Begin Excerpted records

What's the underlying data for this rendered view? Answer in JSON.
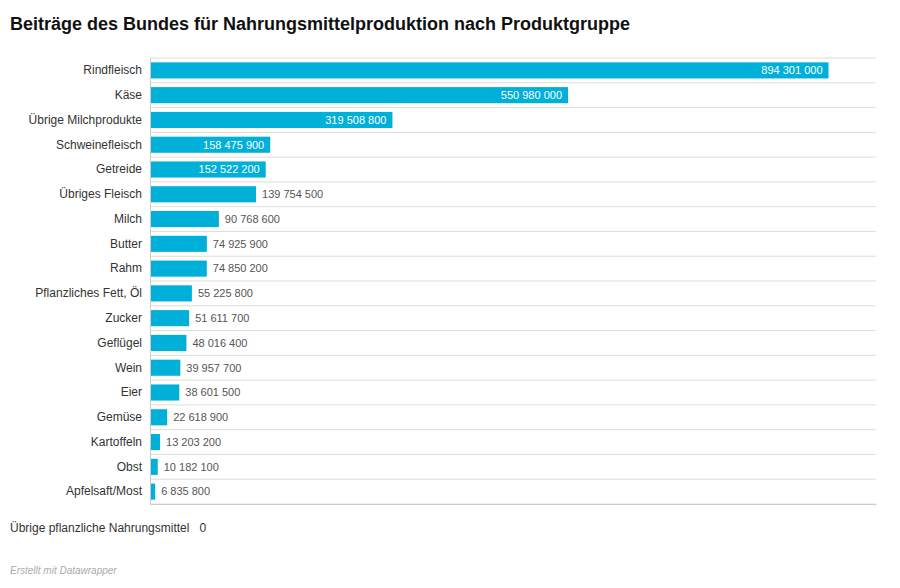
{
  "chart_data": {
    "type": "bar",
    "orientation": "horizontal",
    "title": "Beiträge des Bundes für Nahrungsmittelproduktion nach Produktgruppe",
    "categories": [
      "Rindfleisch",
      "Käse",
      "Übrige Milchprodukte",
      "Schweinefleisch",
      "Getreide",
      "Übriges Fleisch",
      "Milch",
      "Butter",
      "Rahm",
      "Pflanzliches Fett, Öl",
      "Zucker",
      "Geflügel",
      "Wein",
      "Eier",
      "Gemüse",
      "Kartoffeln",
      "Obst",
      "Apfelsaft/Most"
    ],
    "values": [
      894301000,
      550980000,
      319508800,
      158475900,
      152522200,
      139754500,
      90768600,
      74925900,
      74850200,
      55225800,
      51611700,
      48016400,
      39957700,
      38601500,
      22618900,
      13203200,
      10182100,
      6835800
    ],
    "value_labels": [
      "894 301 000",
      "550 980 000",
      "319 508 800",
      "158 475 900",
      "152 522 200",
      "139 754 500",
      "90 768 600",
      "74 925 900",
      "74 850 200",
      "55 225 800",
      "51 611 700",
      "48 016 400",
      "39 957 700",
      "38 601 500",
      "22 618 900",
      "13 203 200",
      "10 182 100",
      "6 835 800"
    ],
    "color": "#00b0d8",
    "data_labels": true,
    "xlim": [
      0,
      956902070
    ],
    "tick_labels": "y",
    "annotations": [
      "Übrige pflanzliche Nahrungsmittel   0",
      "Erstellt mit Datawrapper"
    ]
  }
}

End Excerpted records

> _Task objective_
Go through the data above and transcribe it in full, omitting any image.

> _In response_
What's the underlying data for this rendered view? Answer in JSON.
{
  "chart_data": {
    "type": "bar",
    "orientation": "horizontal",
    "title": "Beiträge des Bundes für Nahrungsmittelproduktion nach Produktgruppe",
    "categories": [
      "Rindfleisch",
      "Käse",
      "Übrige Milchprodukte",
      "Schweinefleisch",
      "Getreide",
      "Übriges Fleisch",
      "Milch",
      "Butter",
      "Rahm",
      "Pflanzliches Fett, Öl",
      "Zucker",
      "Geflügel",
      "Wein",
      "Eier",
      "Gemüse",
      "Kartoffeln",
      "Obst",
      "Apfelsaft/Most"
    ],
    "values": [
      894301000,
      550980000,
      319508800,
      158475900,
      152522200,
      139754500,
      90768600,
      74925900,
      74850200,
      55225800,
      51611700,
      48016400,
      39957700,
      38601500,
      22618900,
      13203200,
      10182100,
      6835800
    ],
    "value_labels": [
      "894 301 000",
      "550 980 000",
      "319 508 800",
      "158 475 900",
      "152 522 200",
      "139 754 500",
      "90 768 600",
      "74 925 900",
      "74 850 200",
      "55 225 800",
      "51 611 700",
      "48 016 400",
      "39 957 700",
      "38 601 500",
      "22 618 900",
      "13 203 200",
      "10 182 100",
      "6 835 800"
    ],
    "color": "#00b0d8",
    "data_labels": true,
    "xlim": [
      0,
      956902070
    ],
    "tick_labels": "y",
    "annotations": [
      "Übrige pflanzliche Nahrungsmittel   0",
      "Erstellt mit Datawrapper"
    ]
  }
}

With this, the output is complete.